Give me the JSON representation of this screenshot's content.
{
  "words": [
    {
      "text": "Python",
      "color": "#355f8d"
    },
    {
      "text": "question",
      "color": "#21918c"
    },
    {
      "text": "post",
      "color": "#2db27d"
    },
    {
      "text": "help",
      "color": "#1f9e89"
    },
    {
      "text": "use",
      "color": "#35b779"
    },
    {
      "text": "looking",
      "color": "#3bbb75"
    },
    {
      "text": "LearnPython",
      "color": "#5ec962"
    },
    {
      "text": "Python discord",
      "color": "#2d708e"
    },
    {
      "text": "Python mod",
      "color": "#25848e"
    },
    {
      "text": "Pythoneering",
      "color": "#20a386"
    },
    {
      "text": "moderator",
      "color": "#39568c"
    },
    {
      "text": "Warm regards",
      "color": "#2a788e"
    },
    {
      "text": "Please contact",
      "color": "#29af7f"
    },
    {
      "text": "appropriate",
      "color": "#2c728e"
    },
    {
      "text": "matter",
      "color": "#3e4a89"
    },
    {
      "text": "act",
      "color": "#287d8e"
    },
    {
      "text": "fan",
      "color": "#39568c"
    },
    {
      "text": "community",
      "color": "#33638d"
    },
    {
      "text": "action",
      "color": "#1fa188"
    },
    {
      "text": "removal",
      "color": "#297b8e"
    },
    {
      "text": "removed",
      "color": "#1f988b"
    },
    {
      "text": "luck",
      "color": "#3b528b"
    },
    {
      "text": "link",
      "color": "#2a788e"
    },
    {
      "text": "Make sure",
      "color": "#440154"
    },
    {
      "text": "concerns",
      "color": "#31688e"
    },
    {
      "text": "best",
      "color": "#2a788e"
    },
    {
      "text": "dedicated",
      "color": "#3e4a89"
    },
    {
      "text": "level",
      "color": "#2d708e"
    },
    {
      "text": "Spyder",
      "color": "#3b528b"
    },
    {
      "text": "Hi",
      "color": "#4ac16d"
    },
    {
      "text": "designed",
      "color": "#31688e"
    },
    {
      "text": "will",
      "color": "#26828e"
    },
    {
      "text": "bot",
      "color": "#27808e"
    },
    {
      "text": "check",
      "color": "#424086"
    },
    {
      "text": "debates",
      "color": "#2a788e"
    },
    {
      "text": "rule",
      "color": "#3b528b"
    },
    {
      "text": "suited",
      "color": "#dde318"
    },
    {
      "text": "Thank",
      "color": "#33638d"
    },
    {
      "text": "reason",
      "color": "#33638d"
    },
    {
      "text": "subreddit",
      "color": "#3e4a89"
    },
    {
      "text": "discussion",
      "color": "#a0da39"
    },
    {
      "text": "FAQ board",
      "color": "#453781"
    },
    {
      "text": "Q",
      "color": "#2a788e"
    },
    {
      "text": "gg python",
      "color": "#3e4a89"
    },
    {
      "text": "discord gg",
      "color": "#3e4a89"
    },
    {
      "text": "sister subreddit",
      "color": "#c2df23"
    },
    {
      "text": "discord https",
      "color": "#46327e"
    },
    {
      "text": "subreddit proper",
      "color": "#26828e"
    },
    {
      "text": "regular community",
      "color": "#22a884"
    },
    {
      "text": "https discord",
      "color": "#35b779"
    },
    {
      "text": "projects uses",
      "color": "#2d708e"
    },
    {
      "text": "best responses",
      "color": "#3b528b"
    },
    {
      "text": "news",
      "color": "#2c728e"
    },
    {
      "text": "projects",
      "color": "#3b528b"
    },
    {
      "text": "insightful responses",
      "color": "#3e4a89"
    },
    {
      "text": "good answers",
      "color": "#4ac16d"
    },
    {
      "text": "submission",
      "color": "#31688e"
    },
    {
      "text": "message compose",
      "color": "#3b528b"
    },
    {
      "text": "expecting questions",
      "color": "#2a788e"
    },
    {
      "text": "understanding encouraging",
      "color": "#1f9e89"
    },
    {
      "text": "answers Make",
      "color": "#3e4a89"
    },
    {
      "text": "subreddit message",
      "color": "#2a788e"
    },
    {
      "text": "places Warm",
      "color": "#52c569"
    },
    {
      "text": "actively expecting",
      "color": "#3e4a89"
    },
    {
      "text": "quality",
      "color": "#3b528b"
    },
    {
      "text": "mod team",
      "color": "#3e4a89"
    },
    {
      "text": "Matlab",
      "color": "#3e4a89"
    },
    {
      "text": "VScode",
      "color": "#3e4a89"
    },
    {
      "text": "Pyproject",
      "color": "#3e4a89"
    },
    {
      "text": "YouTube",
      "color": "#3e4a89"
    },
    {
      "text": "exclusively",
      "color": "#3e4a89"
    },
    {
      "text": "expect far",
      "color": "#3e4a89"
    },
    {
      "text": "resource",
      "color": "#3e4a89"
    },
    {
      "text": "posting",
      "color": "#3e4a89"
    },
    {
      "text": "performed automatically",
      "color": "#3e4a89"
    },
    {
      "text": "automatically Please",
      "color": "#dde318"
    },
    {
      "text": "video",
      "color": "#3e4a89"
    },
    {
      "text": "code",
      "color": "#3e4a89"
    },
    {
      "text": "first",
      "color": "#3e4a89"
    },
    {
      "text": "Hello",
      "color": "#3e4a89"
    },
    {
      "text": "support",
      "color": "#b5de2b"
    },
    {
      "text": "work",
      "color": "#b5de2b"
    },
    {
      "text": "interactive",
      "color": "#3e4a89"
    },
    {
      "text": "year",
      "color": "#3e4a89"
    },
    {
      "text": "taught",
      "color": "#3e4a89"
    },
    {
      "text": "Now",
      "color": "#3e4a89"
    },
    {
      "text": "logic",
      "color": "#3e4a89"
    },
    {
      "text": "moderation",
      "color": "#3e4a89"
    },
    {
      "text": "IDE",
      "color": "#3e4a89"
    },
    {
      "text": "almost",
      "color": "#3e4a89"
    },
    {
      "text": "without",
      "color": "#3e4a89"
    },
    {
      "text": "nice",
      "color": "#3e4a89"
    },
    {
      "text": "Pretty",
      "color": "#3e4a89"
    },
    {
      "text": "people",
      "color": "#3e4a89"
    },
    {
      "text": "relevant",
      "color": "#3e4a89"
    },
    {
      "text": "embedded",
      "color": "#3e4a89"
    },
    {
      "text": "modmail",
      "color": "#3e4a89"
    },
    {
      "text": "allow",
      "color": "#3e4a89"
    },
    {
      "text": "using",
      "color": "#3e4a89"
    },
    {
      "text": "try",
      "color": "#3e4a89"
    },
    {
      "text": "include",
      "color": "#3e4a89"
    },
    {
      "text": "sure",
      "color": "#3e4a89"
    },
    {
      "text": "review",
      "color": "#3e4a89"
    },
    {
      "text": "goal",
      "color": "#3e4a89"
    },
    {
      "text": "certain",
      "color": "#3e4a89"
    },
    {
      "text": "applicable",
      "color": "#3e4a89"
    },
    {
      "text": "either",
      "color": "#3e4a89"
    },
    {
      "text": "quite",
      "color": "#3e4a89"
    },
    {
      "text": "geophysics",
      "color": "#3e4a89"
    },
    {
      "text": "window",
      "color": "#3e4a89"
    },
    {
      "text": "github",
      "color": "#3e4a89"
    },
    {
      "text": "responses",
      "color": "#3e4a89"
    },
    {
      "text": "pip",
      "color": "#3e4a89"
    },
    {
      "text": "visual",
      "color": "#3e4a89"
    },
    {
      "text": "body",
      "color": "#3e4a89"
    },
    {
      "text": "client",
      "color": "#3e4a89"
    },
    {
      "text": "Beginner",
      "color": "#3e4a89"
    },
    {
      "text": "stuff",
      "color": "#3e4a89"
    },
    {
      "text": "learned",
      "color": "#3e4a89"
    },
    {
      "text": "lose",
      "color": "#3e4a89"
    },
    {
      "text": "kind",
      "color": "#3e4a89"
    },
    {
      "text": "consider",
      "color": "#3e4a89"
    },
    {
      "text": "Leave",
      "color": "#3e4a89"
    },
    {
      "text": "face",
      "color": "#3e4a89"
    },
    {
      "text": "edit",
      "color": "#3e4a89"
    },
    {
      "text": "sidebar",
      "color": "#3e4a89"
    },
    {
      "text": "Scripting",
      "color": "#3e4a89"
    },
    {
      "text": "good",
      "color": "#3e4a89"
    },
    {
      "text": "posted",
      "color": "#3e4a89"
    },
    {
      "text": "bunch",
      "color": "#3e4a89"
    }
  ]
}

★ ★ ★

Output nothing but the number of lines in the data containing the string "Please".

2